DATASET EXCERPTS:
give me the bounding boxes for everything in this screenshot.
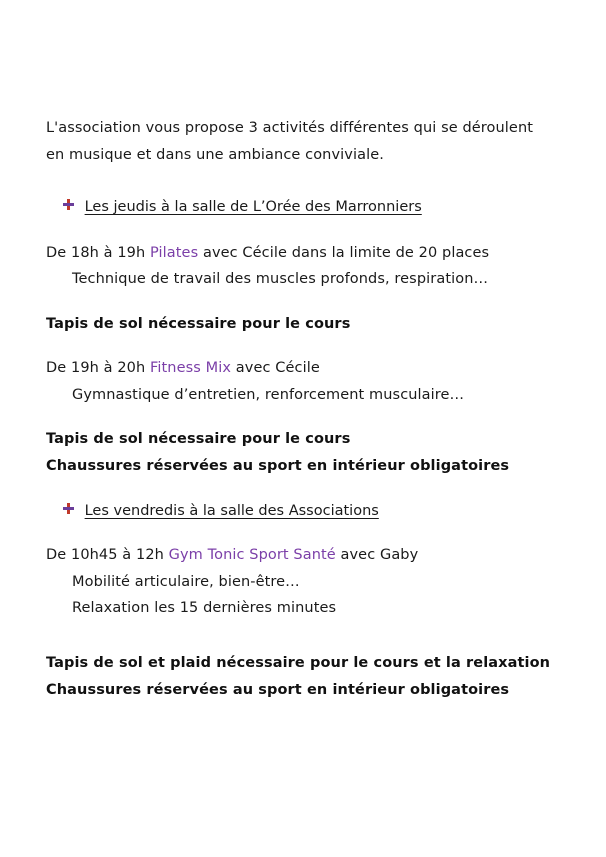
intro-line-1: L'association vous propose 3 activités différentes qui se déroulent — [46, 120, 534, 136]
section-heading-vendredis — [62, 501, 379, 521]
fitness-note-1: Tapis de sol nécessaire pour le cours — [46, 431, 351, 447]
intro-line-2: en musique et dans une ambiance conviviale. — [46, 147, 384, 163]
gym-description-2: Relaxation les 15 dernières minutes — [72, 600, 337, 616]
pilates-note: Tapis de sol nécessaire pour le cours — [46, 316, 351, 332]
section-heading-text: Les vendredis à la salle des Associations — [84, 503, 379, 519]
pilates-activity-name: Pilates — [150, 245, 199, 261]
pilates-description: Technique de travail des muscles profonds, respiration… — [72, 271, 489, 287]
fitness-activity-name: Fitness Mix — [150, 360, 232, 376]
gym-time: De 10h45 à 12h — [46, 547, 164, 563]
gym-details: avec Gaby — [340, 547, 419, 563]
gym-note-1: Tapis de sol et plaid nécessaire pour le cours et la relaxation — [46, 655, 551, 671]
pilates-time: De 18h à 19h — [46, 245, 146, 261]
fitness-time: De 19h à 20h — [46, 360, 146, 376]
fitness-schedule — [46, 358, 320, 378]
pilates-details: avec Cécile dans la limite de 20 places — [202, 245, 490, 261]
section-heading-jeudis — [62, 197, 422, 217]
pilates-schedule — [46, 243, 489, 263]
gym-schedule — [46, 545, 418, 565]
fitness-details: avec Cécile — [235, 360, 320, 376]
fitness-description: Gymnastique d’entretien, renforcement musculaire… — [72, 387, 465, 403]
intro-paragraph — [46, 115, 568, 169]
section-heading-text: Les jeudis à la salle de L’Orée des Marronniers — [84, 199, 422, 215]
gym-activity-name: Gym Tonic Sport Santé — [168, 547, 336, 563]
cross-bullet-icon — [62, 502, 76, 516]
cross-bullet-icon — [62, 198, 76, 212]
fitness-note-2: Chaussures réservées au sport en intérieur obligatoires — [46, 458, 510, 474]
gym-description-1: Mobilité articulaire, bien-être… — [72, 574, 300, 590]
gym-note-2: Chaussures réservées au sport en intérieur obligatoires — [46, 682, 510, 698]
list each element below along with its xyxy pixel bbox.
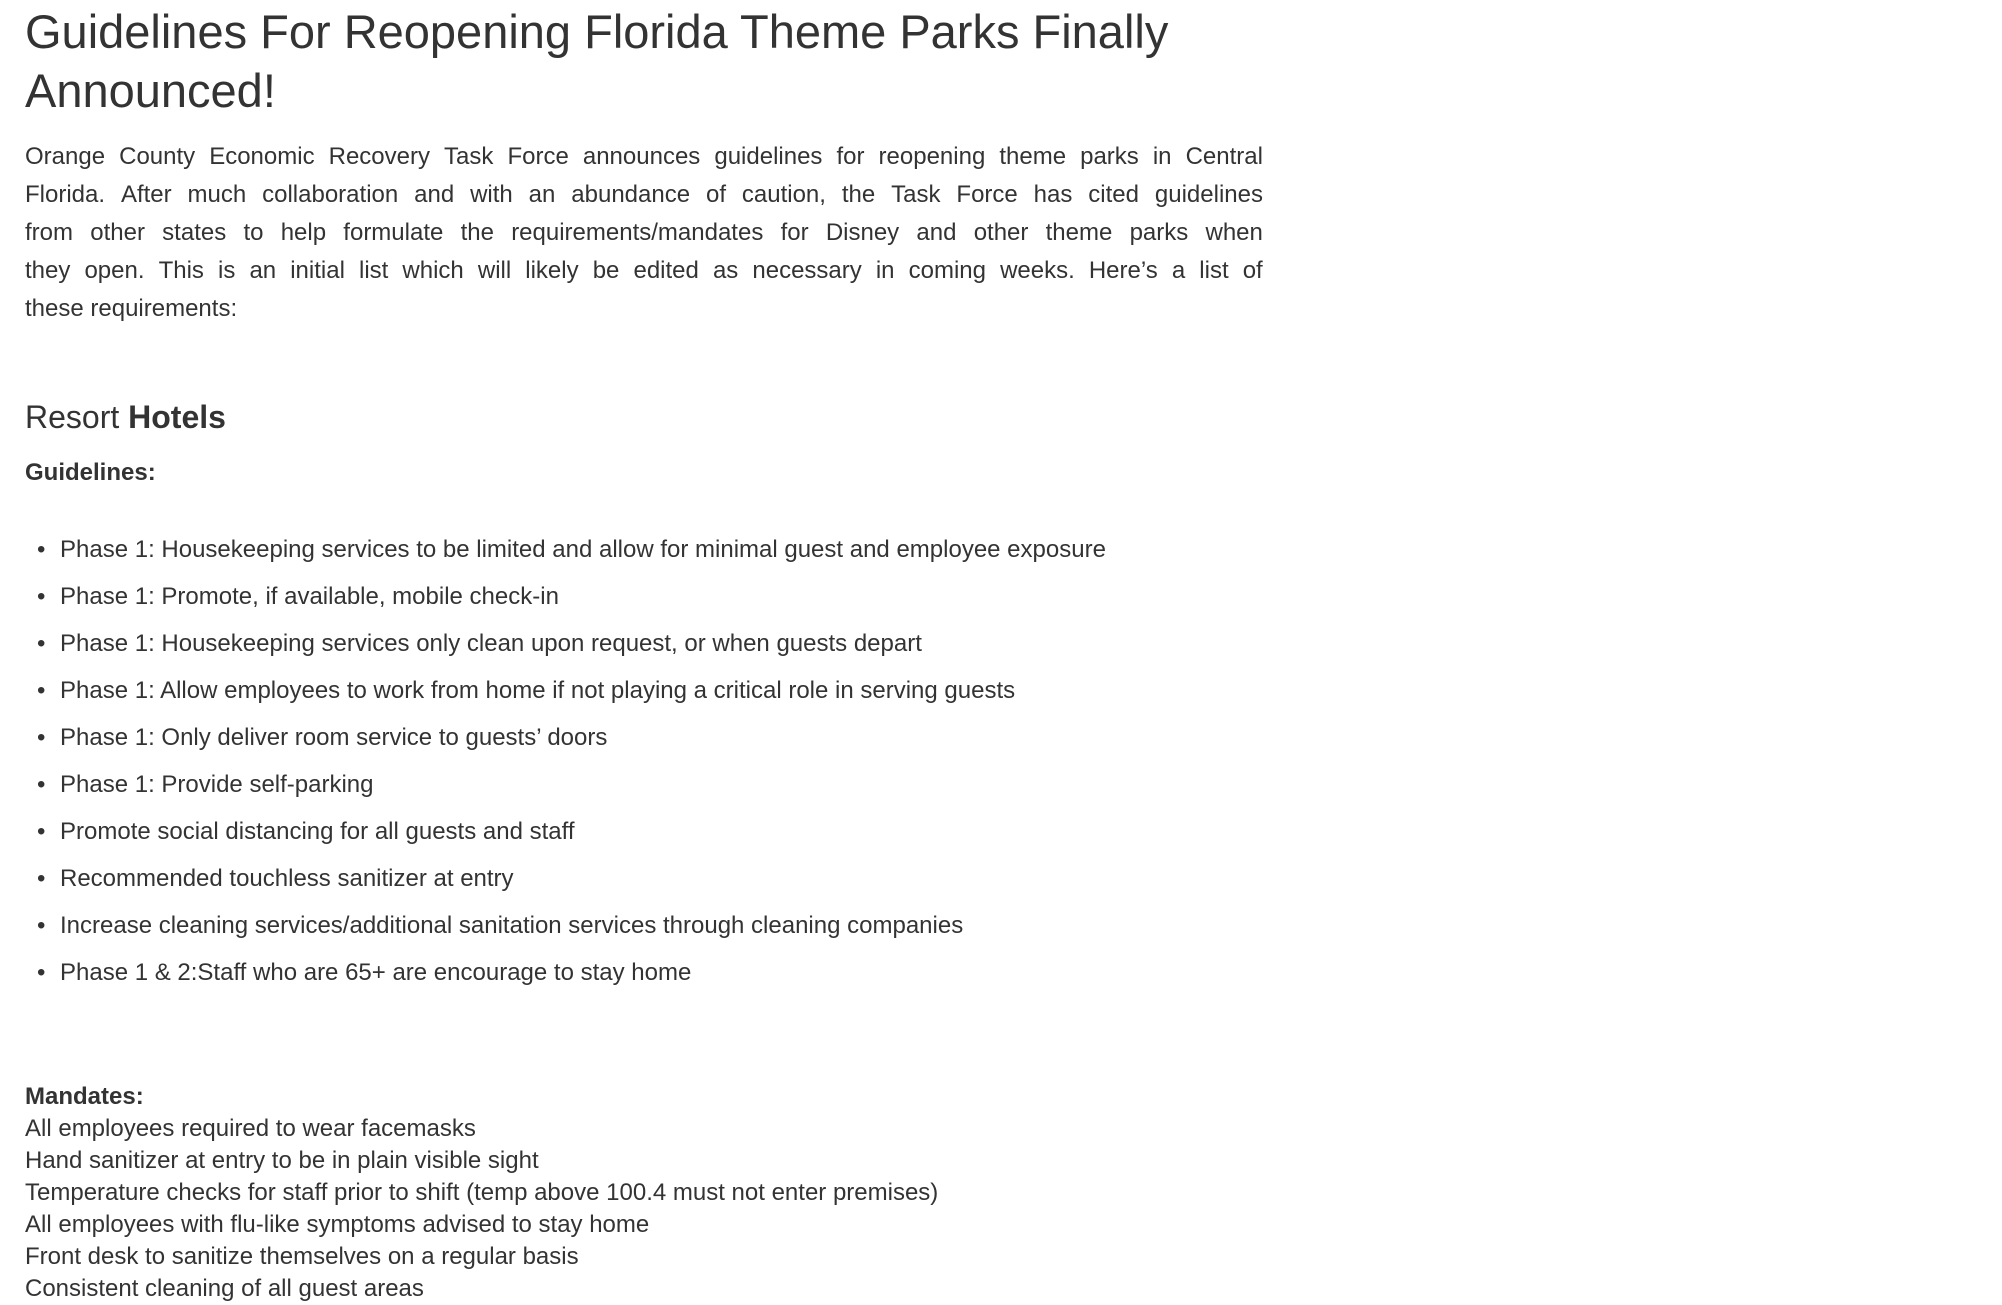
intro-word: will (477, 257, 512, 284)
intro-word: After (120, 181, 172, 208)
intro-word: reopening (878, 143, 986, 170)
intro-word: parks (1080, 143, 1139, 170)
intro-word: other (973, 219, 1029, 246)
intro-word: Florida. (25, 181, 106, 208)
intro-word: Economic (209, 143, 315, 170)
intro-word: Task (444, 143, 494, 170)
guideline-item: • Phase 1: Allow employees to work from home if not playing a critical role in serving guests (25, 672, 1263, 710)
intro-line (25, 138, 1263, 176)
guidelines-heading: Guidelines: (25, 459, 156, 486)
intro-word: guidelines (714, 143, 823, 170)
intro-word: an (249, 257, 277, 284)
intro-word: an (528, 181, 556, 208)
intro-word: to (243, 219, 264, 246)
intro-word: parks (1129, 219, 1189, 246)
intro-word: Task (891, 181, 941, 208)
intro-line (25, 252, 1263, 290)
intro-word: Recovery (328, 143, 430, 170)
section-heading-bold-text: Hotels (128, 399, 226, 435)
intro-word: Orange (25, 143, 106, 170)
mandate-line: Consistent cleaning of all guest areas (25, 1275, 424, 1302)
intro-word: is (218, 257, 236, 284)
intro-word: has (1033, 181, 1073, 208)
intro-word: Disney (825, 219, 900, 246)
intro-word: be (592, 257, 620, 284)
intro-word: help (280, 219, 327, 246)
intro-word: Central (1185, 143, 1263, 170)
intro-word: list (359, 257, 389, 284)
intro-word: requirements/mandates (511, 219, 764, 246)
intro-word: when (1205, 219, 1263, 246)
intro-word: for (780, 219, 809, 246)
intro-word: of (1242, 257, 1263, 284)
intro-word: cited (1088, 181, 1139, 208)
intro-word: and (916, 219, 957, 246)
intro-word: which (402, 257, 464, 284)
intro-word: County (119, 143, 196, 170)
guideline-item: • Phase 1: Housekeeping services only clean upon request, or when guests depart (25, 625, 1263, 663)
intro-word: with (470, 181, 513, 208)
mandate-line: Temperature checks for staff prior to shift (temp above 100.4 must not enter premises) (25, 1179, 939, 1206)
intro-word: necessary (752, 257, 862, 284)
section-heading-regular-text: Resort (25, 399, 129, 435)
intro-word: states (162, 219, 227, 246)
mandates-list (25, 1113, 1263, 1305)
guideline-item: • Phase 1 & 2:Staff who are 65+ are encourage to stay home (25, 954, 1263, 992)
intro-word: guidelines (1154, 181, 1263, 208)
intro-word: coming (908, 257, 986, 284)
section-heading (25, 397, 1263, 437)
mandate-line: All employees with flu-like symptoms advised to stay home (25, 1211, 650, 1238)
mandates-heading: Mandates: (25, 1083, 144, 1110)
intro-word: theme (999, 143, 1067, 170)
intro-word: as (712, 257, 739, 284)
intro-word: weeks. (1000, 257, 1075, 284)
intro-word: list (1199, 257, 1229, 284)
intro-word: formulate (343, 219, 444, 246)
intro-word: open. (84, 257, 145, 284)
intro-word: a (1171, 257, 1186, 284)
intro-word: the (460, 219, 494, 246)
intro-word: Force (507, 143, 569, 170)
intro-word: Here’s (1088, 257, 1158, 284)
mandate-line: All employees required to wear facemasks (25, 1115, 476, 1142)
mandate-line: Hand sanitizer at entry to be in plain visible sight (25, 1147, 539, 1174)
intro-word: abundance (571, 181, 691, 208)
guideline-item: • Phase 1: Only deliver room service to guests’ doors (25, 719, 1263, 757)
guideline-item: • Promote social distancing for all guests and staff (25, 813, 1263, 851)
guidelines-list (25, 531, 1263, 992)
intro-word: in (875, 257, 895, 284)
intro-word: This (158, 257, 204, 284)
intro-word: theme (1045, 219, 1113, 246)
intro-word: for (836, 143, 865, 170)
intro-word: much (187, 181, 247, 208)
intro-word: announces (582, 143, 701, 170)
guideline-item: • Increase cleaning services/additional sanitation services through cleaning companies (25, 907, 1263, 945)
intro-word: Force (956, 181, 1018, 208)
intro-word: collaboration (262, 181, 399, 208)
guideline-item: • Phase 1: Housekeeping services to be limited and allow for minimal guest and employee exposure (25, 531, 1263, 569)
intro-word: other (90, 219, 145, 246)
intro-word: they (25, 257, 71, 284)
intro-word: in (1152, 143, 1172, 170)
intro-word: caution, (741, 181, 826, 208)
intro-word: edited (633, 257, 699, 284)
intro-word: likely (525, 257, 579, 284)
intro-word: the (841, 181, 876, 208)
guideline-item: • Phase 1: Promote, if available, mobile check-in (25, 578, 1263, 616)
guideline-item: • Recommended touchless sanitizer at entry (25, 860, 1263, 898)
intro-word: initial (290, 257, 345, 284)
page-title: Guidelines For Reopening Florida Theme Parks Finally Announced! (25, 5, 1169, 117)
intro-line: these requirements: (25, 295, 238, 322)
mandate-line: Front desk to sanitize themselves on a regular basis (25, 1243, 579, 1270)
intro-word: and (414, 181, 455, 208)
intro-word: of (705, 181, 726, 208)
intro-line (25, 176, 1263, 214)
guideline-item: • Phase 1: Provide self-parking (25, 766, 1263, 804)
intro-word: from (25, 219, 73, 246)
intro-line (25, 214, 1263, 252)
intro-paragraph (25, 138, 1263, 328)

WHAT IS NEEDED:
Copy all the records above line for line, leaving out the pictures.

EXERCISE RESULT:
give me the bounding boxes for everything in this screenshot.
intro-line-1: L'association vous propose 3 activités différentes qui se déroulent — [46, 120, 534, 136]
section-heading-vendredis — [62, 501, 379, 521]
fitness-note-1: Tapis de sol nécessaire pour le cours — [46, 431, 351, 447]
intro-line-2: en musique et dans une ambiance conviviale. — [46, 147, 384, 163]
gym-description-2: Relaxation les 15 dernières minutes — [72, 600, 337, 616]
pilates-note: Tapis de sol nécessaire pour le cours — [46, 316, 351, 332]
section-heading-text: Les vendredis à la salle des Associations — [84, 503, 379, 519]
pilates-activity-name: Pilates — [150, 245, 199, 261]
pilates-description: Technique de travail des muscles profonds, respiration… — [72, 271, 489, 287]
fitness-activity-name: Fitness Mix — [150, 360, 232, 376]
gym-time: De 10h45 à 12h — [46, 547, 164, 563]
gym-details: avec Gaby — [340, 547, 419, 563]
gym-note-1: Tapis de sol et plaid nécessaire pour le cours et la relaxation — [46, 655, 551, 671]
pilates-time: De 18h à 19h — [46, 245, 146, 261]
fitness-time: De 19h à 20h — [46, 360, 146, 376]
fitness-schedule — [46, 358, 320, 378]
pilates-details: avec Cécile dans la limite de 20 places — [202, 245, 490, 261]
section-heading-jeudis — [62, 197, 422, 217]
pilates-schedule — [46, 243, 489, 263]
gym-schedule — [46, 545, 418, 565]
fitness-details: avec Cécile — [235, 360, 320, 376]
fitness-description: Gymnastique d’entretien, renforcement musculaire… — [72, 387, 465, 403]
intro-paragraph — [46, 115, 568, 169]
section-heading-text: Les jeudis à la salle de L’Orée des Marronniers — [84, 199, 422, 215]
gym-activity-name: Gym Tonic Sport Santé — [168, 547, 336, 563]
cross-bullet-icon — [62, 502, 76, 516]
cross-bullet-icon — [62, 198, 76, 212]
fitness-note-2: Chaussures réservées au sport en intérieur obligatoires — [46, 458, 510, 474]
gym-description-1: Mobilité articulaire, bien-être… — [72, 574, 300, 590]
gym-note-2: Chaussures réservées au sport en intérieur obligatoires — [46, 682, 510, 698]
list each element below along with its xyxy pixel bbox.
intro-word: will (477, 257, 512, 284)
intro-word: After (120, 181, 172, 208)
intro-word: reopening (878, 143, 986, 170)
intro-word: parks (1080, 143, 1139, 170)
intro-word: other (973, 219, 1029, 246)
intro-word: Florida. (25, 181, 106, 208)
intro-word: Economic (209, 143, 315, 170)
intro-word: Task (444, 143, 494, 170)
guideline-item: • Phase 1: Allow employees to work from home if not playing a critical role in serving guests (25, 672, 1263, 710)
intro-line (25, 138, 1263, 176)
guidelines-heading: Guidelines: (25, 459, 156, 486)
intro-word: guidelines (714, 143, 823, 170)
intro-word: an (249, 257, 277, 284)
intro-word: an (528, 181, 556, 208)
intro-word: to (243, 219, 264, 246)
intro-word: parks (1129, 219, 1189, 246)
intro-word: Task (891, 181, 941, 208)
intro-line (25, 252, 1263, 290)
intro-word: Recovery (328, 143, 430, 170)
section-heading-bold-text: Hotels (128, 399, 226, 435)
intro-word: Orange (25, 143, 106, 170)
mandate-line: Consistent cleaning of all guest areas (25, 1275, 424, 1302)
intro-word: is (218, 257, 236, 284)
intro-word: has (1033, 181, 1073, 208)
intro-word: Disney (825, 219, 900, 246)
intro-word: be (592, 257, 620, 284)
intro-word: help (280, 219, 327, 246)
intro-word: Central (1185, 143, 1263, 170)
intro-word: list (359, 257, 389, 284)
intro-word: requirements/mandates (511, 219, 764, 246)
intro-word: when (1205, 219, 1263, 246)
intro-word: for (780, 219, 809, 246)
intro-word: of (1242, 257, 1263, 284)
intro-word: cited (1088, 181, 1139, 208)
intro-word: and (916, 219, 957, 246)
intro-word: which (402, 257, 464, 284)
intro-word: County (119, 143, 196, 170)
guideline-item: • Phase 1: Housekeeping services only clean upon request, or when guests depart (25, 625, 1263, 663)
intro-word: with (470, 181, 513, 208)
mandate-line: Temperature checks for staff prior to shift (temp above 100.4 must not enter premises) (25, 1179, 939, 1206)
intro-word: necessary (752, 257, 862, 284)
section-heading-regular-text: Resort (25, 399, 129, 435)
intro-word: states (162, 219, 227, 246)
mandates-list (25, 1113, 1263, 1305)
guideline-item: • Phase 1 & 2:Staff who are 65+ are encourage to stay home (25, 954, 1263, 992)
intro-word: guidelines (1154, 181, 1263, 208)
intro-word: coming (908, 257, 986, 284)
section-heading (25, 397, 1263, 437)
mandate-line: All employees with flu-like symptoms advised to stay home (25, 1211, 650, 1238)
mandates-heading: Mandates: (25, 1083, 144, 1110)
intro-word: theme (999, 143, 1067, 170)
intro-word: as (712, 257, 739, 284)
intro-word: weeks. (1000, 257, 1075, 284)
intro-word: list (1199, 257, 1229, 284)
intro-word: formulate (343, 219, 444, 246)
intro-word: open. (84, 257, 145, 284)
intro-word: a (1171, 257, 1186, 284)
intro-word: the (460, 219, 494, 246)
intro-word: Force (507, 143, 569, 170)
intro-word: Here’s (1088, 257, 1158, 284)
mandate-line: All employees required to wear facemasks (25, 1115, 476, 1142)
mandate-line: Hand sanitizer at entry to be in plain visible sight (25, 1147, 539, 1174)
intro-word: abundance (571, 181, 691, 208)
guideline-item: • Phase 1: Only deliver room service to guests’ doors (25, 719, 1263, 757)
guideline-item: • Promote social distancing for all guests and staff (25, 813, 1263, 851)
guidelines-list (25, 531, 1263, 992)
intro-word: in (875, 257, 895, 284)
intro-word: This (158, 257, 204, 284)
intro-word: theme (1045, 219, 1113, 246)
intro-word: for (836, 143, 865, 170)
intro-word: much (187, 181, 247, 208)
intro-word: announces (582, 143, 701, 170)
guideline-item: • Increase cleaning services/additional sanitation services through cleaning companies (25, 907, 1263, 945)
intro-word: Force (956, 181, 1018, 208)
intro-word: collaboration (262, 181, 399, 208)
guideline-item: • Phase 1: Housekeeping services to be limited and allow for minimal guest and employee exposure (25, 531, 1263, 569)
intro-word: other (90, 219, 145, 246)
intro-word: they (25, 257, 71, 284)
intro-word: in (1152, 143, 1172, 170)
intro-word: caution, (741, 181, 826, 208)
intro-word: edited (633, 257, 699, 284)
intro-word: likely (525, 257, 579, 284)
intro-word: the (841, 181, 876, 208)
guideline-item: • Phase 1: Promote, if available, mobile check-in (25, 578, 1263, 616)
guideline-item: • Recommended touchless sanitizer at entry (25, 860, 1263, 898)
intro-word: initial (290, 257, 345, 284)
page-title: Guidelines For Reopening Florida Theme Parks Finally Announced! (25, 5, 1169, 117)
intro-line: these requirements: (25, 295, 238, 322)
mandate-line: Front desk to sanitize themselves on a regular basis (25, 1243, 579, 1270)
intro-word: and (414, 181, 455, 208)
intro-word: of (705, 181, 726, 208)
intro-line (25, 176, 1263, 214)
guideline-item: • Phase 1: Provide self-parking (25, 766, 1263, 804)
intro-word: from (25, 219, 73, 246)
intro-line (25, 214, 1263, 252)
intro-paragraph (25, 138, 1263, 328)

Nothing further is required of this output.